TASK TO COMPLETE
Will you give the material below again, every line exactly as it is?

STORED DATA
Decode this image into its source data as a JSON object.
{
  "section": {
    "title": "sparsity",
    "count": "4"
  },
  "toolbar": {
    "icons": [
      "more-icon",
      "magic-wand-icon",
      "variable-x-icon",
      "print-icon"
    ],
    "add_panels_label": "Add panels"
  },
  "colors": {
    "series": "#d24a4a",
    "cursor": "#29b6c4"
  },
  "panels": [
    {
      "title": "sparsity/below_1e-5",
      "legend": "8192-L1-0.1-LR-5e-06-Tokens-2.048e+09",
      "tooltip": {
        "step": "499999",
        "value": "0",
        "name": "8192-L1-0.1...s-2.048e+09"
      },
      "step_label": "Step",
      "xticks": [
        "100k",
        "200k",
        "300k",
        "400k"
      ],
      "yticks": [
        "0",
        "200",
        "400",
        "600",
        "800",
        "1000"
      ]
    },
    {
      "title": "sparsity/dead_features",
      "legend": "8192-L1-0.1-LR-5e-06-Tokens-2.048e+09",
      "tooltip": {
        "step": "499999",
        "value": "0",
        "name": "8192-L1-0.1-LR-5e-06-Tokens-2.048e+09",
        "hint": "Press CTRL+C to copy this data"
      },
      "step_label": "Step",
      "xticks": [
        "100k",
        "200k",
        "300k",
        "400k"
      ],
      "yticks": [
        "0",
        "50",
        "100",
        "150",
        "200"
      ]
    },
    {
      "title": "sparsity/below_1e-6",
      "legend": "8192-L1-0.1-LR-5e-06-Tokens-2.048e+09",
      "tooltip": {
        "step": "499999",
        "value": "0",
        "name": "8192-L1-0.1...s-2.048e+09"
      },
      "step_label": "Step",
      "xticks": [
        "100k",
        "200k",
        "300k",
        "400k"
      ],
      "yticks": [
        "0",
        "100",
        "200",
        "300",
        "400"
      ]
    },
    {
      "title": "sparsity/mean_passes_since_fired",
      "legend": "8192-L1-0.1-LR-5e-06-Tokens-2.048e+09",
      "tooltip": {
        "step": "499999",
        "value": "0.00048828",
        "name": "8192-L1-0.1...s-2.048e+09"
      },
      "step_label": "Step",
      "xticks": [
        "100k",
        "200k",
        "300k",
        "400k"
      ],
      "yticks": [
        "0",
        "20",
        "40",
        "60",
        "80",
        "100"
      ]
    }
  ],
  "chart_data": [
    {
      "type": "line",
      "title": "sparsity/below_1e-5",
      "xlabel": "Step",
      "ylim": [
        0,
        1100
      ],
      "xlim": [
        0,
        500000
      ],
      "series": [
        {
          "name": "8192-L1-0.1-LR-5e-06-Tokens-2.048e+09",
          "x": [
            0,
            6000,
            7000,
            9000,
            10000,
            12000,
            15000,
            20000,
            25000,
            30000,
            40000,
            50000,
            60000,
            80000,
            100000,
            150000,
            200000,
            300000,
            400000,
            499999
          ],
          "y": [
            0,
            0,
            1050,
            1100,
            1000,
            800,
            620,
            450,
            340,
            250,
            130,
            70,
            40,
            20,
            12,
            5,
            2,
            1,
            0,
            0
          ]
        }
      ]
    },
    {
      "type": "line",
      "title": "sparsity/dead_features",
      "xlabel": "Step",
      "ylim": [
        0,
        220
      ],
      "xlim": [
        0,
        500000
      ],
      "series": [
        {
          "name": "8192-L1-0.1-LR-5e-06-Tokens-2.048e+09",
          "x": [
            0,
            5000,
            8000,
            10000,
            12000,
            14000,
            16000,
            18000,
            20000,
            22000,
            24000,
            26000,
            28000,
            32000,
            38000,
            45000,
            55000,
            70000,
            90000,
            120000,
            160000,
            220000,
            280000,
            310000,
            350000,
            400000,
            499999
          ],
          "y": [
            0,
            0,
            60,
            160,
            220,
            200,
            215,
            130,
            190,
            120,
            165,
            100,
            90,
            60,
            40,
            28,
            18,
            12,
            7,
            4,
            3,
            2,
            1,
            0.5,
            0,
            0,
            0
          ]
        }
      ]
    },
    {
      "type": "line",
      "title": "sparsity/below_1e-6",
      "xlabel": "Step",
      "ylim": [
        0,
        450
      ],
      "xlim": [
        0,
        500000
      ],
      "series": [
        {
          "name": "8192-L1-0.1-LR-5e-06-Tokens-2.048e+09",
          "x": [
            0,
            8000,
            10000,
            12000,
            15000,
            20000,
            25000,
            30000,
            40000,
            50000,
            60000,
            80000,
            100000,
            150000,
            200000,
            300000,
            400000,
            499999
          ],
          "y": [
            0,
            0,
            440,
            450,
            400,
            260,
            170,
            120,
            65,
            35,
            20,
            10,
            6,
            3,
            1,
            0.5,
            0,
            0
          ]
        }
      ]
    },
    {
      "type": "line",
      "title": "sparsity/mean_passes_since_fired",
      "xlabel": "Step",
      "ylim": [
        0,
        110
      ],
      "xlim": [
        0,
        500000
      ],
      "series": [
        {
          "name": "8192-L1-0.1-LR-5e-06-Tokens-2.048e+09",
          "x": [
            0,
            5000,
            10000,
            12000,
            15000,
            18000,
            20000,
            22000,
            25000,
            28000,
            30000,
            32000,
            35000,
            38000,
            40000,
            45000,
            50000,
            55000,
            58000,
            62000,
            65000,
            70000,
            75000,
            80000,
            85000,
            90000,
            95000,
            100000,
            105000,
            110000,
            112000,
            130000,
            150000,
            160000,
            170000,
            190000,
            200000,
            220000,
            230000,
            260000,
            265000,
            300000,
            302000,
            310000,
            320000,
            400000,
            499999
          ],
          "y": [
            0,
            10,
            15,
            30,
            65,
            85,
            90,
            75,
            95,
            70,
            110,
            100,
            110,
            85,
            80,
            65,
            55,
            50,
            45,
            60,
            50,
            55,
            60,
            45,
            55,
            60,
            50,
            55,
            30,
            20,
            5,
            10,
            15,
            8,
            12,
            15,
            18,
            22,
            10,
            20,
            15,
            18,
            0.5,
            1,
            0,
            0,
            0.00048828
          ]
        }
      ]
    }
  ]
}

THE REPLY
Decode this image into its source data as a JSON object.
{
  "section": {
    "title": "sparsity",
    "count": "4"
  },
  "toolbar": {
    "icons": [
      "more-icon",
      "magic-wand-icon",
      "variable-x-icon",
      "print-icon"
    ],
    "add_panels_label": "Add panels"
  },
  "colors": {
    "series": "#d24a4a",
    "cursor": "#29b6c4"
  },
  "panels": [
    {
      "title": "sparsity/below_1e-5",
      "legend": "8192-L1-0.1-LR-5e-06-Tokens-2.048e+09",
      "tooltip": {
        "step": "499999",
        "value": "0",
        "name": "8192-L1-0.1...s-2.048e+09"
      },
      "step_label": "Step",
      "xticks": [
        "100k",
        "200k",
        "300k",
        "400k"
      ],
      "yticks": [
        "0",
        "200",
        "400",
        "600",
        "800",
        "1000"
      ]
    },
    {
      "title": "sparsity/dead_features",
      "legend": "8192-L1-0.1-LR-5e-06-Tokens-2.048e+09",
      "tooltip": {
        "step": "499999",
        "value": "0",
        "name": "8192-L1-0.1-LR-5e-06-Tokens-2.048e+09",
        "hint": "Press CTRL+C to copy this data"
      },
      "step_label": "Step",
      "xticks": [
        "100k",
        "200k",
        "300k",
        "400k"
      ],
      "yticks": [
        "0",
        "50",
        "100",
        "150",
        "200"
      ]
    },
    {
      "title": "sparsity/below_1e-6",
      "legend": "8192-L1-0.1-LR-5e-06-Tokens-2.048e+09",
      "tooltip": {
        "step": "499999",
        "value": "0",
        "name": "8192-L1-0.1...s-2.048e+09"
      },
      "step_label": "Step",
      "xticks": [
        "100k",
        "200k",
        "300k",
        "400k"
      ],
      "yticks": [
        "0",
        "100",
        "200",
        "300",
        "400"
      ]
    },
    {
      "title": "sparsity/mean_passes_since_fired",
      "legend": "8192-L1-0.1-LR-5e-06-Tokens-2.048e+09",
      "tooltip": {
        "step": "499999",
        "value": "0.00048828",
        "name": "8192-L1-0.1...s-2.048e+09"
      },
      "step_label": "Step",
      "xticks": [
        "100k",
        "200k",
        "300k",
        "400k"
      ],
      "yticks": [
        "0",
        "20",
        "40",
        "60",
        "80",
        "100"
      ]
    }
  ],
  "chart_data": [
    {
      "type": "line",
      "title": "sparsity/below_1e-5",
      "xlabel": "Step",
      "ylim": [
        0,
        1100
      ],
      "xlim": [
        0,
        500000
      ],
      "series": [
        {
          "name": "8192-L1-0.1-LR-5e-06-Tokens-2.048e+09",
          "x": [
            0,
            6000,
            7000,
            9000,
            10000,
            12000,
            15000,
            20000,
            25000,
            30000,
            40000,
            50000,
            60000,
            80000,
            100000,
            150000,
            200000,
            300000,
            400000,
            499999
          ],
          "y": [
            0,
            0,
            1050,
            1100,
            1000,
            800,
            620,
            450,
            340,
            250,
            130,
            70,
            40,
            20,
            12,
            5,
            2,
            1,
            0,
            0
          ]
        }
      ]
    },
    {
      "type": "line",
      "title": "sparsity/dead_features",
      "xlabel": "Step",
      "ylim": [
        0,
        220
      ],
      "xlim": [
        0,
        500000
      ],
      "series": [
        {
          "name": "8192-L1-0.1-LR-5e-06-Tokens-2.048e+09",
          "x": [
            0,
            5000,
            8000,
            10000,
            12000,
            14000,
            16000,
            18000,
            20000,
            22000,
            24000,
            26000,
            28000,
            32000,
            38000,
            45000,
            55000,
            70000,
            90000,
            120000,
            160000,
            220000,
            280000,
            310000,
            350000,
            400000,
            499999
          ],
          "y": [
            0,
            0,
            60,
            160,
            220,
            200,
            215,
            130,
            190,
            120,
            165,
            100,
            90,
            60,
            40,
            28,
            18,
            12,
            7,
            4,
            3,
            2,
            1,
            0.5,
            0,
            0,
            0
          ]
        }
      ]
    },
    {
      "type": "line",
      "title": "sparsity/below_1e-6",
      "xlabel": "Step",
      "ylim": [
        0,
        450
      ],
      "xlim": [
        0,
        500000
      ],
      "series": [
        {
          "name": "8192-L1-0.1-LR-5e-06-Tokens-2.048e+09",
          "x": [
            0,
            8000,
            10000,
            12000,
            15000,
            20000,
            25000,
            30000,
            40000,
            50000,
            60000,
            80000,
            100000,
            150000,
            200000,
            300000,
            400000,
            499999
          ],
          "y": [
            0,
            0,
            440,
            450,
            400,
            260,
            170,
            120,
            65,
            35,
            20,
            10,
            6,
            3,
            1,
            0.5,
            0,
            0
          ]
        }
      ]
    },
    {
      "type": "line",
      "title": "sparsity/mean_passes_since_fired",
      "xlabel": "Step",
      "ylim": [
        0,
        110
      ],
      "xlim": [
        0,
        500000
      ],
      "series": [
        {
          "name": "8192-L1-0.1-LR-5e-06-Tokens-2.048e+09",
          "x": [
            0,
            5000,
            10000,
            12000,
            15000,
            18000,
            20000,
            22000,
            25000,
            28000,
            30000,
            32000,
            35000,
            38000,
            40000,
            45000,
            50000,
            55000,
            58000,
            62000,
            65000,
            70000,
            75000,
            80000,
            85000,
            90000,
            95000,
            100000,
            105000,
            110000,
            112000,
            130000,
            150000,
            160000,
            170000,
            190000,
            200000,
            220000,
            230000,
            260000,
            265000,
            300000,
            302000,
            310000,
            320000,
            400000,
            499999
          ],
          "y": [
            0,
            10,
            15,
            30,
            65,
            85,
            90,
            75,
            95,
            70,
            110,
            100,
            110,
            85,
            80,
            65,
            55,
            50,
            45,
            60,
            50,
            55,
            60,
            45,
            55,
            60,
            50,
            55,
            30,
            20,
            5,
            10,
            15,
            8,
            12,
            15,
            18,
            22,
            10,
            20,
            15,
            18,
            0.5,
            1,
            0,
            0,
            0.00048828
          ]
        }
      ]
    }
  ]
}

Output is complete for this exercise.